*Description of the task:* Repeat each line exactly, leaving nothing out.

** BEGIN Input **

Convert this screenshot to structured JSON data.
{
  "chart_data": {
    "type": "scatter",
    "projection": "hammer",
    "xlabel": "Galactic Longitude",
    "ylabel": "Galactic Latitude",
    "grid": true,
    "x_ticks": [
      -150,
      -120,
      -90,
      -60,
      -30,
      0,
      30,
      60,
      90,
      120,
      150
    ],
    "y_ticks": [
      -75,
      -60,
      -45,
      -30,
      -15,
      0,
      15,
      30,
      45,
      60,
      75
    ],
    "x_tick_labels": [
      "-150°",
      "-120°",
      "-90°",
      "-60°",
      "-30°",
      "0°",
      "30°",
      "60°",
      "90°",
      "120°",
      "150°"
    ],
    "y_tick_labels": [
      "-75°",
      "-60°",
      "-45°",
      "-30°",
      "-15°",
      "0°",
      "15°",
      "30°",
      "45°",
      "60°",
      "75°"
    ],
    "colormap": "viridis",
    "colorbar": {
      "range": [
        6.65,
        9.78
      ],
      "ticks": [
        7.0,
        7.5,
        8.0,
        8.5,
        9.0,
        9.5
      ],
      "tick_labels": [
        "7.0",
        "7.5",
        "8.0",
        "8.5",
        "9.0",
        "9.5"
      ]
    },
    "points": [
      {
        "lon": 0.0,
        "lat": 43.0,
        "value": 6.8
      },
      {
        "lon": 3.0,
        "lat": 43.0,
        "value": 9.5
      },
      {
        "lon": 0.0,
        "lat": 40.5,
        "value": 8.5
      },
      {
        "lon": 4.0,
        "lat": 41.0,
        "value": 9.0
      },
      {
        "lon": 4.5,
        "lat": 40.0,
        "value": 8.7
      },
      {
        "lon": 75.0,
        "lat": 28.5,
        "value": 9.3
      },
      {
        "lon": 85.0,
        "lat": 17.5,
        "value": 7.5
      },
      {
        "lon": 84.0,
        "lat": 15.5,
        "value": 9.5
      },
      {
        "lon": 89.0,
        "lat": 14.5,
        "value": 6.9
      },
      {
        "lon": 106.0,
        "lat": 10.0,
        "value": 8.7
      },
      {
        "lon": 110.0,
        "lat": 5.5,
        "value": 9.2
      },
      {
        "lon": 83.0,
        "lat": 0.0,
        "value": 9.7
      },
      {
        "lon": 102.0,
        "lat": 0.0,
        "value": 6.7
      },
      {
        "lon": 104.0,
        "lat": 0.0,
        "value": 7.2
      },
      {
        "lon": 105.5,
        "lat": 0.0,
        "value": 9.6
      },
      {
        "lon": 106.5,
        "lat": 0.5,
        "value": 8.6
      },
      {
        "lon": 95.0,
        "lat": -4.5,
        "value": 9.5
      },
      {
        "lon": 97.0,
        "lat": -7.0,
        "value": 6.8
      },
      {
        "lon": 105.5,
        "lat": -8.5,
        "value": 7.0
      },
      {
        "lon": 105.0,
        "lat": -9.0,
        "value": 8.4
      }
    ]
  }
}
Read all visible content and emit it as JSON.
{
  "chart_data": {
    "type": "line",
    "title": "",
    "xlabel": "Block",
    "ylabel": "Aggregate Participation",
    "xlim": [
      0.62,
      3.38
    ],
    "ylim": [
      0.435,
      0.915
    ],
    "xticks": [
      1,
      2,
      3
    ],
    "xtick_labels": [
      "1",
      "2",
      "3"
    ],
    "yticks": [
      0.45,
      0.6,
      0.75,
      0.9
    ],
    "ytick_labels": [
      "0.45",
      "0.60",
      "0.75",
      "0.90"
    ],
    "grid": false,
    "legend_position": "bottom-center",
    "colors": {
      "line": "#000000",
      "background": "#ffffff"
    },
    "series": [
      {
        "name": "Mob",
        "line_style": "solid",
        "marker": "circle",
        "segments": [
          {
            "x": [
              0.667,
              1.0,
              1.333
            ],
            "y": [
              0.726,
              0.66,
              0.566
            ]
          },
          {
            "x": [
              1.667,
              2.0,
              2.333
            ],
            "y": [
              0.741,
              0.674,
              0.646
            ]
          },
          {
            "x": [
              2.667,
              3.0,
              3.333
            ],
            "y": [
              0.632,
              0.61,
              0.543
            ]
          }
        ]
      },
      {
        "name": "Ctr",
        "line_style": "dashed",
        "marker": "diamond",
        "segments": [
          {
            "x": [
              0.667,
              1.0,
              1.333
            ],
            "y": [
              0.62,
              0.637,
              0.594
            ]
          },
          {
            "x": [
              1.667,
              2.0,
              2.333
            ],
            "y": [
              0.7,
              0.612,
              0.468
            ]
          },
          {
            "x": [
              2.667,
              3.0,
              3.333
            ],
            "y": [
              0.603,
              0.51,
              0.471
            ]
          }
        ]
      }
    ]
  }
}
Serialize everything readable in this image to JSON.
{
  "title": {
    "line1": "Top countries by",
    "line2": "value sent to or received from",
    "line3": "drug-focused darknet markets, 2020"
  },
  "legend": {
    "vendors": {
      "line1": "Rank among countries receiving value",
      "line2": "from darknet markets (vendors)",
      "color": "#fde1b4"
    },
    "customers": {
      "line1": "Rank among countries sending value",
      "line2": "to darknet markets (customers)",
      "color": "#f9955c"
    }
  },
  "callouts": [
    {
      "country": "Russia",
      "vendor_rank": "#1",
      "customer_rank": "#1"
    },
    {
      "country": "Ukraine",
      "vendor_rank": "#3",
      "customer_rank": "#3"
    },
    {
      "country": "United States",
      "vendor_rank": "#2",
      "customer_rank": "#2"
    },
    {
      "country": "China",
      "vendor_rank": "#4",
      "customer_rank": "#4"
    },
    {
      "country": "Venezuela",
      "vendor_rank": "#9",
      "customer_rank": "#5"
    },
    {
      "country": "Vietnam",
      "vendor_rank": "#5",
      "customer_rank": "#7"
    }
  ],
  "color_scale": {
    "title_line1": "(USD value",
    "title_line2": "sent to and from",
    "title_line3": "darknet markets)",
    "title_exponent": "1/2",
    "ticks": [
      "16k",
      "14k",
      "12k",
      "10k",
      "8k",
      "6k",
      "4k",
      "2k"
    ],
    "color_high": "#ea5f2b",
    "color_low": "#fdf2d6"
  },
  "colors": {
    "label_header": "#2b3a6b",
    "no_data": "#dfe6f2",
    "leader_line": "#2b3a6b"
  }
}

** END Input **

*Response:*
Convert this screenshot to structured JSON data.
{
  "chart_data": {
    "type": "scatter",
    "projection": "hammer",
    "xlabel": "Galactic Longitude",
    "ylabel": "Galactic Latitude",
    "grid": true,
    "x_ticks": [
      -150,
      -120,
      -90,
      -60,
      -30,
      0,
      30,
      60,
      90,
      120,
      150
    ],
    "y_ticks": [
      -75,
      -60,
      -45,
      -30,
      -15,
      0,
      15,
      30,
      45,
      60,
      75
    ],
    "x_tick_labels": [
      "-150°",
      "-120°",
      "-90°",
      "-60°",
      "-30°",
      "0°",
      "30°",
      "60°",
      "90°",
      "120°",
      "150°"
    ],
    "y_tick_labels": [
      "-75°",
      "-60°",
      "-45°",
      "-30°",
      "-15°",
      "0°",
      "15°",
      "30°",
      "45°",
      "60°",
      "75°"
    ],
    "colormap": "viridis",
    "colorbar": {
      "range": [
        6.65,
        9.78
      ],
      "ticks": [
        7.0,
        7.5,
        8.0,
        8.5,
        9.0,
        9.5
      ],
      "tick_labels": [
        "7.0",
        "7.5",
        "8.0",
        "8.5",
        "9.0",
        "9.5"
      ]
    },
    "points": [
      {
        "lon": 0.0,
        "lat": 43.0,
        "value": 6.8
      },
      {
        "lon": 3.0,
        "lat": 43.0,
        "value": 9.5
      },
      {
        "lon": 0.0,
        "lat": 40.5,
        "value": 8.5
      },
      {
        "lon": 4.0,
        "lat": 41.0,
        "value": 9.0
      },
      {
        "lon": 4.5,
        "lat": 40.0,
        "value": 8.7
      },
      {
        "lon": 75.0,
        "lat": 28.5,
        "value": 9.3
      },
      {
        "lon": 85.0,
        "lat": 17.5,
        "value": 7.5
      },
      {
        "lon": 84.0,
        "lat": 15.5,
        "value": 9.5
      },
      {
        "lon": 89.0,
        "lat": 14.5,
        "value": 6.9
      },
      {
        "lon": 106.0,
        "lat": 10.0,
        "value": 8.7
      },
      {
        "lon": 110.0,
        "lat": 5.5,
        "value": 9.2
      },
      {
        "lon": 83.0,
        "lat": 0.0,
        "value": 9.7
      },
      {
        "lon": 102.0,
        "lat": 0.0,
        "value": 6.7
      },
      {
        "lon": 104.0,
        "lat": 0.0,
        "value": 7.2
      },
      {
        "lon": 105.5,
        "lat": 0.0,
        "value": 9.6
      },
      {
        "lon": 106.5,
        "lat": 0.5,
        "value": 8.6
      },
      {
        "lon": 95.0,
        "lat": -4.5,
        "value": 9.5
      },
      {
        "lon": 97.0,
        "lat": -7.0,
        "value": 6.8
      },
      {
        "lon": 105.5,
        "lat": -8.5,
        "value": 7.0
      },
      {
        "lon": 105.0,
        "lat": -9.0,
        "value": 8.4
      }
    ]
  }
}
Read all visible content and emit it as JSON.
{
  "chart_data": {
    "type": "line",
    "title": "",
    "xlabel": "Block",
    "ylabel": "Aggregate Participation",
    "xlim": [
      0.62,
      3.38
    ],
    "ylim": [
      0.435,
      0.915
    ],
    "xticks": [
      1,
      2,
      3
    ],
    "xtick_labels": [
      "1",
      "2",
      "3"
    ],
    "yticks": [
      0.45,
      0.6,
      0.75,
      0.9
    ],
    "ytick_labels": [
      "0.45",
      "0.60",
      "0.75",
      "0.90"
    ],
    "grid": false,
    "legend_position": "bottom-center",
    "colors": {
      "line": "#000000",
      "background": "#ffffff"
    },
    "series": [
      {
        "name": "Mob",
        "line_style": "solid",
        "marker": "circle",
        "segments": [
          {
            "x": [
              0.667,
              1.0,
              1.333
            ],
            "y": [
              0.726,
              0.66,
              0.566
            ]
          },
          {
            "x": [
              1.667,
              2.0,
              2.333
            ],
            "y": [
              0.741,
              0.674,
              0.646
            ]
          },
          {
            "x": [
              2.667,
              3.0,
              3.333
            ],
            "y": [
              0.632,
              0.61,
              0.543
            ]
          }
        ]
      },
      {
        "name": "Ctr",
        "line_style": "dashed",
        "marker": "diamond",
        "segments": [
          {
            "x": [
              0.667,
              1.0,
              1.333
            ],
            "y": [
              0.62,
              0.637,
              0.594
            ]
          },
          {
            "x": [
              1.667,
              2.0,
              2.333
            ],
            "y": [
              0.7,
              0.612,
              0.468
            ]
          },
          {
            "x": [
              2.667,
              3.0,
              3.333
            ],
            "y": [
              0.603,
              0.51,
              0.471
            ]
          }
        ]
      }
    ]
  }
}
Serialize everything readable in this image to JSON.
{
  "title": {
    "line1": "Top countries by",
    "line2": "value sent to or received from",
    "line3": "drug-focused darknet markets, 2020"
  },
  "legend": {
    "vendors": {
      "line1": "Rank among countries receiving value",
      "line2": "from darknet markets (vendors)",
      "color": "#fde1b4"
    },
    "customers": {
      "line1": "Rank among countries sending value",
      "line2": "to darknet markets (customers)",
      "color": "#f9955c"
    }
  },
  "callouts": [
    {
      "country": "Russia",
      "vendor_rank": "#1",
      "customer_rank": "#1"
    },
    {
      "country": "Ukraine",
      "vendor_rank": "#3",
      "customer_rank": "#3"
    },
    {
      "country": "United States",
      "vendor_rank": "#2",
      "customer_rank": "#2"
    },
    {
      "country": "China",
      "vendor_rank": "#4",
      "customer_rank": "#4"
    },
    {
      "country": "Venezuela",
      "vendor_rank": "#9",
      "customer_rank": "#5"
    },
    {
      "country": "Vietnam",
      "vendor_rank": "#5",
      "customer_rank": "#7"
    }
  ],
  "color_scale": {
    "title_line1": "(USD value",
    "title_line2": "sent to and from",
    "title_line3": "darknet markets)",
    "title_exponent": "1/2",
    "ticks": [
      "16k",
      "14k",
      "12k",
      "10k",
      "8k",
      "6k",
      "4k",
      "2k"
    ],
    "color_high": "#ea5f2b",
    "color_low": "#fdf2d6"
  },
  "colors": {
    "label_header": "#2b3a6b",
    "no_data": "#dfe6f2",
    "leader_line": "#2b3a6b"
  }
}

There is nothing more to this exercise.